-- Begin RAW DATA --

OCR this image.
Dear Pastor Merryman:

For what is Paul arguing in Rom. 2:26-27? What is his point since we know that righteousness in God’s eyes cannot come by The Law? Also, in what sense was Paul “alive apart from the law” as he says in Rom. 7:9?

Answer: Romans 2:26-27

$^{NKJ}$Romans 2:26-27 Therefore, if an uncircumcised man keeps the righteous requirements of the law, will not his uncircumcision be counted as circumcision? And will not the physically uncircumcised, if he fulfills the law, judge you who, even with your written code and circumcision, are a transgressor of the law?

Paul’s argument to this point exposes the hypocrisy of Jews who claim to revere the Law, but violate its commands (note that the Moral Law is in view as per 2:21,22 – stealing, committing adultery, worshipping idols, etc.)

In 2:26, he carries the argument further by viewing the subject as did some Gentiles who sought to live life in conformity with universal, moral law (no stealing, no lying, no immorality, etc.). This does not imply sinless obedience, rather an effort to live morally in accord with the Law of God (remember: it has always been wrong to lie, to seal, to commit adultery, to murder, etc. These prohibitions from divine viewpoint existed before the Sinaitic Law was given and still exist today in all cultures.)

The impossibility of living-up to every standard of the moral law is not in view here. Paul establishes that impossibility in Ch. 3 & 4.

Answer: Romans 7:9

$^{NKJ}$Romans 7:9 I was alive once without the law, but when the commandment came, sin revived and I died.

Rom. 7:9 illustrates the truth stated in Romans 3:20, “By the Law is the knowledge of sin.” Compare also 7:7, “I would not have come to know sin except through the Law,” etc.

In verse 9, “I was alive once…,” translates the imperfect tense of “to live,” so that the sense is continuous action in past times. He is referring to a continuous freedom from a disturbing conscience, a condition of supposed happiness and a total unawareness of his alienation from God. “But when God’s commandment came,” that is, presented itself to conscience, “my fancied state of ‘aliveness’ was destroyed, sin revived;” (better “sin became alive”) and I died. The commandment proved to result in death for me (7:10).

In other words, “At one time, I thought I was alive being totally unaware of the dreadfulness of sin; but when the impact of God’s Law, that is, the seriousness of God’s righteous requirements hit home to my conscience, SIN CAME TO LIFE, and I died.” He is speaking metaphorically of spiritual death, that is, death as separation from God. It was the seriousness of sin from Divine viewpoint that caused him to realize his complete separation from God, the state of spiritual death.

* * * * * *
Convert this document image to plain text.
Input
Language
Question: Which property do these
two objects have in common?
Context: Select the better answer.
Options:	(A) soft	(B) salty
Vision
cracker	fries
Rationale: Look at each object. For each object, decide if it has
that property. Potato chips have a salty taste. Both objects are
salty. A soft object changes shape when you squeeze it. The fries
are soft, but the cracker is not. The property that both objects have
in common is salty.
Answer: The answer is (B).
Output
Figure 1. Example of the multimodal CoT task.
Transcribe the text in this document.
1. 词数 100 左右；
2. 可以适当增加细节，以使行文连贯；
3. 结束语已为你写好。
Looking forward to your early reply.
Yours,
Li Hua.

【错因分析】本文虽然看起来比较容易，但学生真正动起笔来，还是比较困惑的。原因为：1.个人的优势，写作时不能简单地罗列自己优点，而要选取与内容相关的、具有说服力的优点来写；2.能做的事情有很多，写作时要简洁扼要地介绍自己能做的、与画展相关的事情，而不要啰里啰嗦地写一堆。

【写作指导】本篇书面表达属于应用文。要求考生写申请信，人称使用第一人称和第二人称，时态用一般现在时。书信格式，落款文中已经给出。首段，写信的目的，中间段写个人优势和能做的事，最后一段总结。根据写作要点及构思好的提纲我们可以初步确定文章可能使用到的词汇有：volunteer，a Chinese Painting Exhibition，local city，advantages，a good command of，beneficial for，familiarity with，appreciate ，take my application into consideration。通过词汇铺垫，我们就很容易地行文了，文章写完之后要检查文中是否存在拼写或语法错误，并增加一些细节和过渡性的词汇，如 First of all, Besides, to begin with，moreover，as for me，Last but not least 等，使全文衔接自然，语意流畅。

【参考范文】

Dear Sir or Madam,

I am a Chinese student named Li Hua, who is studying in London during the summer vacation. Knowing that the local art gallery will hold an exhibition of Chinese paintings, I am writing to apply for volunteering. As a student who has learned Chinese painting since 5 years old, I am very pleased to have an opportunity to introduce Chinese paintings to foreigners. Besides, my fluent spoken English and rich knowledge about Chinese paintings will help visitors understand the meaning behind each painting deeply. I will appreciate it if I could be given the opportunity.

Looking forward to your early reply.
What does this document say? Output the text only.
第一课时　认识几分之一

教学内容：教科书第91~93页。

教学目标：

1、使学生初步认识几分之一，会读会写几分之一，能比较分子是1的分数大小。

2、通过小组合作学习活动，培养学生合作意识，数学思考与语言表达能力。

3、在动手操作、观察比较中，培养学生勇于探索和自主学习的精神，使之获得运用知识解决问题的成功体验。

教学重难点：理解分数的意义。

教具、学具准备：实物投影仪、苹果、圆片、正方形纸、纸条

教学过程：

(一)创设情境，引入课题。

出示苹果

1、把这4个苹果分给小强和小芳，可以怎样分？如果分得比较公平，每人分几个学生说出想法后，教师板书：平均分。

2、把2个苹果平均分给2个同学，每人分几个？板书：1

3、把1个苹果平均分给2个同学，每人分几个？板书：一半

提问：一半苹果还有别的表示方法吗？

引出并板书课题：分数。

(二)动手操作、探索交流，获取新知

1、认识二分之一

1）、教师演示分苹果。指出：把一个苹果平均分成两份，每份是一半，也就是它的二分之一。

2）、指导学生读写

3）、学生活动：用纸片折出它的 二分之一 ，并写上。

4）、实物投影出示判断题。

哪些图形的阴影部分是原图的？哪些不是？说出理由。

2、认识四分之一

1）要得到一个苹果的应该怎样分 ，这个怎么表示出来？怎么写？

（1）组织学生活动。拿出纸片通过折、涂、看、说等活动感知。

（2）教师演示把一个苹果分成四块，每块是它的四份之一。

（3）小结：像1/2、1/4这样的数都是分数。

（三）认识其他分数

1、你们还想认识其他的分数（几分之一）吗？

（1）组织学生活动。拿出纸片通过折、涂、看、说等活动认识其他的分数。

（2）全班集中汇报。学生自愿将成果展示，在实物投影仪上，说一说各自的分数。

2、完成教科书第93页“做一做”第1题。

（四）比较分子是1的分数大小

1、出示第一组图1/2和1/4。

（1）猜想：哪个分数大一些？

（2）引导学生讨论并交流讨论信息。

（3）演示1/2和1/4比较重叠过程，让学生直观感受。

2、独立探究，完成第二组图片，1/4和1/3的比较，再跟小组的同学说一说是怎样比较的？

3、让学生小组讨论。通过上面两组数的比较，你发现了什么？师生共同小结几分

-- End RAW DATA --

### WHAT YOU WILL DO
Return every line exactly.

### FINAL ANSWER
OCR this image.
Dear Pastor Merryman:

For what is Paul arguing in Rom. 2:26-27? What is his point since we know that righteousness in God’s eyes cannot come by The Law? Also, in what sense was Paul “alive apart from the law” as he says in Rom. 7:9?

Answer: Romans 2:26-27

$^{NKJ}$Romans 2:26-27 Therefore, if an uncircumcised man keeps the righteous requirements of the law, will not his uncircumcision be counted as circumcision? And will not the physically uncircumcised, if he fulfills the law, judge you who, even with your written code and circumcision, are a transgressor of the law?

Paul’s argument to this point exposes the hypocrisy of Jews who claim to revere the Law, but violate its commands (note that the Moral Law is in view as per 2:21,22 – stealing, committing adultery, worshipping idols, etc.)

In 2:26, he carries the argument further by viewing the subject as did some Gentiles who sought to live life in conformity with universal, moral law (no stealing, no lying, no immorality, etc.). This does not imply sinless obedience, rather an effort to live morally in accord with the Law of God (remember: it has always been wrong to lie, to seal, to commit adultery, to murder, etc. These prohibitions from divine viewpoint existed before the Sinaitic Law was given and still exist today in all cultures.)

The impossibility of living-up to every standard of the moral law is not in view here. Paul establishes that impossibility in Ch. 3 & 4.

Answer: Romans 7:9

$^{NKJ}$Romans 7:9 I was alive once without the law, but when the commandment came, sin revived and I died.

Rom. 7:9 illustrates the truth stated in Romans 3:20, “By the Law is the knowledge of sin.” Compare also 7:7, “I would not have come to know sin except through the Law,” etc.

In verse 9, “I was alive once…,” translates the imperfect tense of “to live,” so that the sense is continuous action in past times. He is referring to a continuous freedom from a disturbing conscience, a condition of supposed happiness and a total unawareness of his alienation from God. “But when God’s commandment came,” that is, presented itself to conscience, “my fancied state of ‘aliveness’ was destroyed, sin revived;” (better “sin became alive”) and I died. The commandment proved to result in death for me (7:10).

In other words, “At one time, I thought I was alive being totally unaware of the dreadfulness of sin; but when the impact of God’s Law, that is, the seriousness of God’s righteous requirements hit home to my conscience, SIN CAME TO LIFE, and I died.” He is speaking metaphorically of spiritual death, that is, death as separation from God. It was the seriousness of sin from Divine viewpoint that caused him to realize his complete separation from God, the state of spiritual death.

* * * * * *
Convert this document image to plain text.
Input
Language
Question: Which property do these
two objects have in common?
Context: Select the better answer.
Options:	(A) soft	(B) salty
Vision
cracker	fries
Rationale: Look at each object. For each object, decide if it has
that property. Potato chips have a salty taste. Both objects are
salty. A soft object changes shape when you squeeze it. The fries
are soft, but the cracker is not. The property that both objects have
in common is salty.
Answer: The answer is (B).
Output
Figure 1. Example of the multimodal CoT task.
Transcribe the text in this document.
1. 词数 100 左右；
2. 可以适当增加细节，以使行文连贯；
3. 结束语已为你写好。
Looking forward to your early reply.
Yours,
Li Hua.

【错因分析】本文虽然看起来比较容易，但学生真正动起笔来，还是比较困惑的。原因为：1.个人的优势，写作时不能简单地罗列自己优点，而要选取与内容相关的、具有说服力的优点来写；2.能做的事情有很多，写作时要简洁扼要地介绍自己能做的、与画展相关的事情，而不要啰里啰嗦地写一堆。

【写作指导】本篇书面表达属于应用文。要求考生写申请信，人称使用第一人称和第二人称，时态用一般现在时。书信格式，落款文中已经给出。首段，写信的目的，中间段写个人优势和能做的事，最后一段总结。根据写作要点及构思好的提纲我们可以初步确定文章可能使用到的词汇有：volunteer，a Chinese Painting Exhibition，local city，advantages，a good command of，beneficial for，familiarity with，appreciate ，take my application into consideration。通过词汇铺垫，我们就很容易地行文了，文章写完之后要检查文中是否存在拼写或语法错误，并增加一些细节和过渡性的词汇，如 First of all, Besides, to begin with，moreover，as for me，Last but not least 等，使全文衔接自然，语意流畅。

【参考范文】

Dear Sir or Madam,

I am a Chinese student named Li Hua, who is studying in London during the summer vacation. Knowing that the local art gallery will hold an exhibition of Chinese paintings, I am writing to apply for volunteering. As a student who has learned Chinese painting since 5 years old, I am very pleased to have an opportunity to introduce Chinese paintings to foreigners. Besides, my fluent spoken English and rich knowledge about Chinese paintings will help visitors understand the meaning behind each painting deeply. I will appreciate it if I could be given the opportunity.

Looking forward to your early reply.
What does this document say? Output the text only.
第一课时　认识几分之一

教学内容：教科书第91~93页。

教学目标：

1、使学生初步认识几分之一，会读会写几分之一，能比较分子是1的分数大小。

2、通过小组合作学习活动，培养学生合作意识，数学思考与语言表达能力。

3、在动手操作、观察比较中，培养学生勇于探索和自主学习的精神，使之获得运用知识解决问题的成功体验。

教学重难点：理解分数的意义。

教具、学具准备：实物投影仪、苹果、圆片、正方形纸、纸条

教学过程：

(一)创设情境，引入课题。

出示苹果

1、把这4个苹果分给小强和小芳，可以怎样分？如果分得比较公平，每人分几个学生说出想法后，教师板书：平均分。

2、把2个苹果平均分给2个同学，每人分几个？板书：1

3、把1个苹果平均分给2个同学，每人分几个？板书：一半

提问：一半苹果还有别的表示方法吗？

引出并板书课题：分数。

(二)动手操作、探索交流，获取新知

1、认识二分之一

1）、教师演示分苹果。指出：把一个苹果平均分成两份，每份是一半，也就是它的二分之一。

2）、指导学生读写

3）、学生活动：用纸片折出它的 二分之一 ，并写上。

4）、实物投影出示判断题。

哪些图形的阴影部分是原图的？哪些不是？说出理由。

2、认识四分之一

1）要得到一个苹果的应该怎样分 ，这个怎么表示出来？怎么写？

（1）组织学生活动。拿出纸片通过折、涂、看、说等活动感知。

（2）教师演示把一个苹果分成四块，每块是它的四份之一。

（3）小结：像1/2、1/4这样的数都是分数。

（三）认识其他分数

1、你们还想认识其他的分数（几分之一）吗？

（1）组织学生活动。拿出纸片通过折、涂、看、说等活动认识其他的分数。

（2）全班集中汇报。学生自愿将成果展示，在实物投影仪上，说一说各自的分数。

2、完成教科书第93页“做一做”第1题。

（四）比较分子是1的分数大小

1、出示第一组图1/2和1/4。

（1）猜想：哪个分数大一些？

（2）引导学生讨论并交流讨论信息。

（3）演示1/2和1/4比较重叠过程，让学生直观感受。

2、独立探究，完成第二组图片，1/4和1/3的比较，再跟小组的同学说一说是怎样比较的？

3、让学生小组讨论。通过上面两组数的比较，你发现了什么？师生共同小结几分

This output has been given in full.